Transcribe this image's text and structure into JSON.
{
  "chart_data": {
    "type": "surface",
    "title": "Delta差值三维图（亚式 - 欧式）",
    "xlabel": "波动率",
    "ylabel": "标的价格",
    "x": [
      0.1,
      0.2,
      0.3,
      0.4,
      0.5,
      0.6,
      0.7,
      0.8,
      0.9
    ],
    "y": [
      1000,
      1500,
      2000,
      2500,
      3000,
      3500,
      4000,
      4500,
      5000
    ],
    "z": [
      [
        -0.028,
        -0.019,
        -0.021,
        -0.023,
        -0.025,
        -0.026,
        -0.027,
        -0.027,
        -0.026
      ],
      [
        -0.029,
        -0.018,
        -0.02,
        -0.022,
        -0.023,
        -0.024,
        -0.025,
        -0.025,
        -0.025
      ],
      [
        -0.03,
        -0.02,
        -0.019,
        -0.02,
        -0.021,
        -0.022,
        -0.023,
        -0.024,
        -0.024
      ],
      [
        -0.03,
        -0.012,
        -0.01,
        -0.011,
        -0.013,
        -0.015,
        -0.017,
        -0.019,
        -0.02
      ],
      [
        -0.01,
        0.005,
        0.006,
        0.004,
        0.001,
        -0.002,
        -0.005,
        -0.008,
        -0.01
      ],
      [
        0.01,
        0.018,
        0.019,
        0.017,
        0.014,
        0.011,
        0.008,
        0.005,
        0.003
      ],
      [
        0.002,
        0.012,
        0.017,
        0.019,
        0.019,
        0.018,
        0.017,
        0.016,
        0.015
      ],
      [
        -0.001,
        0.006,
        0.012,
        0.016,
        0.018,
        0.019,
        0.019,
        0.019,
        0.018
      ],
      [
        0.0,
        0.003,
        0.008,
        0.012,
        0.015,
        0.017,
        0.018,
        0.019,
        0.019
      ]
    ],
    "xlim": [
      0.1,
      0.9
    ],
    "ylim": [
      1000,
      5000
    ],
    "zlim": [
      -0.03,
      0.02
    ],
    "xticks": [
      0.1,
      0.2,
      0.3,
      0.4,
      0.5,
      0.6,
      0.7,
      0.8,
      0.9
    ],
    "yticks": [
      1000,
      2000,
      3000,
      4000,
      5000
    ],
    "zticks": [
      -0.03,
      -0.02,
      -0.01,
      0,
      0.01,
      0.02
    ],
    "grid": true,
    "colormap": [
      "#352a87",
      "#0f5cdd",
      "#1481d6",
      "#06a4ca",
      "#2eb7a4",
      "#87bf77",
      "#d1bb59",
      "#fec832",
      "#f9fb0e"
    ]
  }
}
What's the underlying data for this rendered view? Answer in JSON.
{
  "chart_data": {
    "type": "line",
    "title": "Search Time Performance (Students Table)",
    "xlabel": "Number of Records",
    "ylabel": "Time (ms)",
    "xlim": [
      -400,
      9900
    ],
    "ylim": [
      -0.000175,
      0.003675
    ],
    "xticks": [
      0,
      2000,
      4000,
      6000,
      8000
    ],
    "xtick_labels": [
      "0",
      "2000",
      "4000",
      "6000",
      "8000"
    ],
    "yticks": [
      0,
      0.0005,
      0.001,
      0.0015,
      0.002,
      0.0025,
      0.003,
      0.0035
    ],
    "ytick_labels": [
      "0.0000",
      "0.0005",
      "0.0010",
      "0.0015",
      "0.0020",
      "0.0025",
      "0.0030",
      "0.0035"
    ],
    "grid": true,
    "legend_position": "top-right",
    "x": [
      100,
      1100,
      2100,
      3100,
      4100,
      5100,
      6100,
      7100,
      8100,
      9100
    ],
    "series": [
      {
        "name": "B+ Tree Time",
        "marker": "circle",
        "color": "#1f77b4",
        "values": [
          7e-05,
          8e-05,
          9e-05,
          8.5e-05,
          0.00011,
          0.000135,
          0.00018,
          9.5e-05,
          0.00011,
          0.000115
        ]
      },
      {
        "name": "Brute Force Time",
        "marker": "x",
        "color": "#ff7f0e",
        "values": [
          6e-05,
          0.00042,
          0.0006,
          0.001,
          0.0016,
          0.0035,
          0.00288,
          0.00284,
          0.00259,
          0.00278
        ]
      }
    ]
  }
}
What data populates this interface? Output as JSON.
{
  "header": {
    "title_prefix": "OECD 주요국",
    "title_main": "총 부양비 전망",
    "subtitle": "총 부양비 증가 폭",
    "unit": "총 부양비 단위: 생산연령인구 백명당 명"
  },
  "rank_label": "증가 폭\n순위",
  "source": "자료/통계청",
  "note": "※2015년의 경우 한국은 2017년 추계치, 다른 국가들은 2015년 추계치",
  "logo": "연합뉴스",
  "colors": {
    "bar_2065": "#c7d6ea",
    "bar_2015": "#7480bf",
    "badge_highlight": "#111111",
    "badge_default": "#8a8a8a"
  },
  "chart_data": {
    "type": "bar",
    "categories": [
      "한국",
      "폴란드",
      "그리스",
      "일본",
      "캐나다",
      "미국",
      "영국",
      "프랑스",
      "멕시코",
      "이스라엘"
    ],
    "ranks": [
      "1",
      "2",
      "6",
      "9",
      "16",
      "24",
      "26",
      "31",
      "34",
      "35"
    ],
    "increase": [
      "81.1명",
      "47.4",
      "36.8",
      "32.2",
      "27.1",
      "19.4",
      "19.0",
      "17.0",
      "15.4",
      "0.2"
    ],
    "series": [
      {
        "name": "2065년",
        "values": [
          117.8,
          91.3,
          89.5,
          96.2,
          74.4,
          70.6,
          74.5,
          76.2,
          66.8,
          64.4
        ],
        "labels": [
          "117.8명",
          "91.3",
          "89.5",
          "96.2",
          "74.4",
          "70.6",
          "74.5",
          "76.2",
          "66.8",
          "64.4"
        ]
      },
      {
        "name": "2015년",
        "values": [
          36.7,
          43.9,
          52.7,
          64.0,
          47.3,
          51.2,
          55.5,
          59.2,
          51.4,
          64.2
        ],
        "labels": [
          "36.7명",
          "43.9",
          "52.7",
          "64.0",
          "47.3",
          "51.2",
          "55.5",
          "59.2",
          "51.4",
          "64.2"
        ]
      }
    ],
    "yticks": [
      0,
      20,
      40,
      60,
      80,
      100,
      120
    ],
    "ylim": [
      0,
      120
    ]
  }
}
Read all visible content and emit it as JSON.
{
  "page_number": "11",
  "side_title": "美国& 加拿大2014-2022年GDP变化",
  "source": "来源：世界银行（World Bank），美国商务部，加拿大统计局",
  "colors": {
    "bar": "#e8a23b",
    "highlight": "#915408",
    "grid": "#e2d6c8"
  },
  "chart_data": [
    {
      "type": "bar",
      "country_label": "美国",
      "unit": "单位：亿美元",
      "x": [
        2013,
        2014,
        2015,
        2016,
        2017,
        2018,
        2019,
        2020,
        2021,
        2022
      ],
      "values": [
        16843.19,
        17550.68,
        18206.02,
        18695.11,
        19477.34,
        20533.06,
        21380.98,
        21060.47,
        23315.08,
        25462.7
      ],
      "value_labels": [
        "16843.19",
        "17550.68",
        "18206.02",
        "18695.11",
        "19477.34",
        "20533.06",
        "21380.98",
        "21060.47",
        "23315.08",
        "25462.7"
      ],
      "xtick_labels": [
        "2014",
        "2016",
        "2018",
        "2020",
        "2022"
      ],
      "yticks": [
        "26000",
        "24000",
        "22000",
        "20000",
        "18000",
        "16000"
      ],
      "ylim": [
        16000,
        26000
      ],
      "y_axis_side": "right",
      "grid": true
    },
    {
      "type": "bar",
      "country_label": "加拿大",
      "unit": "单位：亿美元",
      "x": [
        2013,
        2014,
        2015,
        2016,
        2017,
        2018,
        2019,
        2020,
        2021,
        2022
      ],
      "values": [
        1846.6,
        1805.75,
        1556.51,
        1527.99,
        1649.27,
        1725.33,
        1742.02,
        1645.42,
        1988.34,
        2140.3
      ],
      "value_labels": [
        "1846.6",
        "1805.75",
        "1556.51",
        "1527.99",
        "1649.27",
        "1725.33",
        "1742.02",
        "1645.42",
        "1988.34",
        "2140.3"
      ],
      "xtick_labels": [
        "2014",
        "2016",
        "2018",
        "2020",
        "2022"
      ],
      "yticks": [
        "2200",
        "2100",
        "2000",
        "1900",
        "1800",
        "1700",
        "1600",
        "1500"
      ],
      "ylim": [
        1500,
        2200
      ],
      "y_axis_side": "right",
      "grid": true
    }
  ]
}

============

__EXERCISE PROMPT__
Locate the word "What" in the entries, and copy every line where it is found.

__FULL RESPONSE__
What's the underlying data for this rendered view? Answer in JSON.
What data populates this interface? Output as JSON.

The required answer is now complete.